YOUR TASKS:
[1] In the passage on Mr. Ballester's agreement, until what date will the Company allow vesting to continue under his awards?
[2] Extend the passage on Mr. Ballester's agreement, picking up after its final sentence.

PROVIDED PASSAGE:
As Mr. Ballester will remain a service provider, the Company will exercise its discretion to allow vesting to continue under Mr. Ballester’s Restricted Stock Unit Award Grant Notice and Agreement dated November 11, 2015, his Restricted Stock Unit Award Grant Notice and Agreement dated March 11, 2016, and his Stock Appreciation Right Grant Notice and Agreement dated March 11, 2016 until December 31, 2017.

Also pursuant to the Agreement, Mr. Ballester will honor during 2017 the one-year covenant not-to-compete embodied in his Service Agreement, filed as Exhibit 10.7 to the Company’s Current Report on Form 8-K filed with the Securities and Exchange Commission (“SEC”) on October 19, 2015. He has also agreed to honor during 2018 a one-year covenant not-to-compete pertaining to businesses involving cardiac rhythm management and trans-catheter mitral valve repair and replacement.

INFORMATION:
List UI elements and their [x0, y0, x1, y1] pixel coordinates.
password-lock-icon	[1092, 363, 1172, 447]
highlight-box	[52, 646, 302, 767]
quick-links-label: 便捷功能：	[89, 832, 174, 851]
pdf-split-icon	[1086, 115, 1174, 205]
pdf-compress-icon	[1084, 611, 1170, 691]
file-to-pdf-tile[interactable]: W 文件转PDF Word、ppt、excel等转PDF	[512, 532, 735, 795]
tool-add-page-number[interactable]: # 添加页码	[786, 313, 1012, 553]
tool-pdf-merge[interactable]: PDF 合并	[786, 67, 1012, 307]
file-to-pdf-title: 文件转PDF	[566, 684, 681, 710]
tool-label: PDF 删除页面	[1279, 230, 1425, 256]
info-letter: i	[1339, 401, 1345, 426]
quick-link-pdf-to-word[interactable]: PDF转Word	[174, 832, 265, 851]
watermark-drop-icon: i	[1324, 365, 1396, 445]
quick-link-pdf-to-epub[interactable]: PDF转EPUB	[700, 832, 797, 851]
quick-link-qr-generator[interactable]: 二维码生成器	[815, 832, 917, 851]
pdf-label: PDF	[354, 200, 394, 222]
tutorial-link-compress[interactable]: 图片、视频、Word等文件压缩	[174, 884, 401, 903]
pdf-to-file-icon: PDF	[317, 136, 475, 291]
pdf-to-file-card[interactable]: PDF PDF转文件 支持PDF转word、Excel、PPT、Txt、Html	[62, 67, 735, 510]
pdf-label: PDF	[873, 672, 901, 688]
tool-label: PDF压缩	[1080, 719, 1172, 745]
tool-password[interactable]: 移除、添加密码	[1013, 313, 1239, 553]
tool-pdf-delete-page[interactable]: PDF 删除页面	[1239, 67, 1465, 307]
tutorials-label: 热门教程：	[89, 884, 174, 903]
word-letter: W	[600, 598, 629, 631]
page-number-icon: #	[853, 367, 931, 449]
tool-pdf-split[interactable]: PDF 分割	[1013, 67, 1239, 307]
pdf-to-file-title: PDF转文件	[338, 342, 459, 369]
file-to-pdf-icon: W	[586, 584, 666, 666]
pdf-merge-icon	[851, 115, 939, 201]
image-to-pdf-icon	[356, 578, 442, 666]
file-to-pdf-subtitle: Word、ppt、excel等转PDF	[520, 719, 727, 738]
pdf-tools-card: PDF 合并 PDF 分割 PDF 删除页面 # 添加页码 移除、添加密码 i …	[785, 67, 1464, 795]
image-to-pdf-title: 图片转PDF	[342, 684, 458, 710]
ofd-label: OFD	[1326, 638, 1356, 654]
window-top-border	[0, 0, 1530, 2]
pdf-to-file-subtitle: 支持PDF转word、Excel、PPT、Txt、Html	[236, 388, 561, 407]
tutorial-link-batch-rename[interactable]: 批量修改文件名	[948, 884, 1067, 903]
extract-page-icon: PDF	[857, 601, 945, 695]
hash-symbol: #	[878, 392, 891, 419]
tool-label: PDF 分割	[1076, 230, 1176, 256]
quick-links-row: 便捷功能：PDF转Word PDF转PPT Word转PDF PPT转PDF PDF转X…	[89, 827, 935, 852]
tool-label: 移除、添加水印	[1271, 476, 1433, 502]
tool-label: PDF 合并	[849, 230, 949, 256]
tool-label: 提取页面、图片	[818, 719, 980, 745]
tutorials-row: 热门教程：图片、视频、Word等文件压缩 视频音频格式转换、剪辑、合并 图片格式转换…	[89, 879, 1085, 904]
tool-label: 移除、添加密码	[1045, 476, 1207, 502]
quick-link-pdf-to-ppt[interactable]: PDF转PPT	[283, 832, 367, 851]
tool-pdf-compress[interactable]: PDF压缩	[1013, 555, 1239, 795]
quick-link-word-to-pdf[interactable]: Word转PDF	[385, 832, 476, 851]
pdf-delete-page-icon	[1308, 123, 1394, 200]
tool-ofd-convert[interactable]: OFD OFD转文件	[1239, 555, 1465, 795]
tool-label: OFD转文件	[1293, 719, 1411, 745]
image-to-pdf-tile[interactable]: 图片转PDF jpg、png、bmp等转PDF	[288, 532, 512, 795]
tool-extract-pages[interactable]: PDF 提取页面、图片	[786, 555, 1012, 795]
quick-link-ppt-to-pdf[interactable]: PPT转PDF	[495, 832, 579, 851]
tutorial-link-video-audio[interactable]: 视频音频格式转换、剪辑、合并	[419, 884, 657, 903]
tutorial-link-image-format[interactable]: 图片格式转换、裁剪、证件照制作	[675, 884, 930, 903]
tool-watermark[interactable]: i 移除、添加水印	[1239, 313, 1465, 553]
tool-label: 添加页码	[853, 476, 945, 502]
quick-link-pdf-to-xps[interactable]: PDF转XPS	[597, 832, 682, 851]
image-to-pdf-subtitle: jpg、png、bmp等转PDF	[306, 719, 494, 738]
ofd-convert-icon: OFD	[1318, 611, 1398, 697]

SET OF ANSWERS:
[1] December 31, 2017.

[2]
This foregoing description of the Agreement does not purport to be complete and is qualified in its entirety by reference to the agreement to be finalized on the terms set out above, a copy of which will be filed as an exhibit to the Company’s Annual Report on Form 10-K for the fiscal year ended December 31, 2016.

These arrangements are consistent with the provisions of the Directors’ Remuneration Policy approved by shareholders at the annual general meeting held on June 15, 2016.

(c) Appointment of New Chief Executive Officer

On November 1, 2016, the Board of Directors of the Company appointed Damien McDonald, currently the Company’s Chief Operating Officer, as Chief Executive Officer and as a member of the Board of Directors, effective January 1, 2017.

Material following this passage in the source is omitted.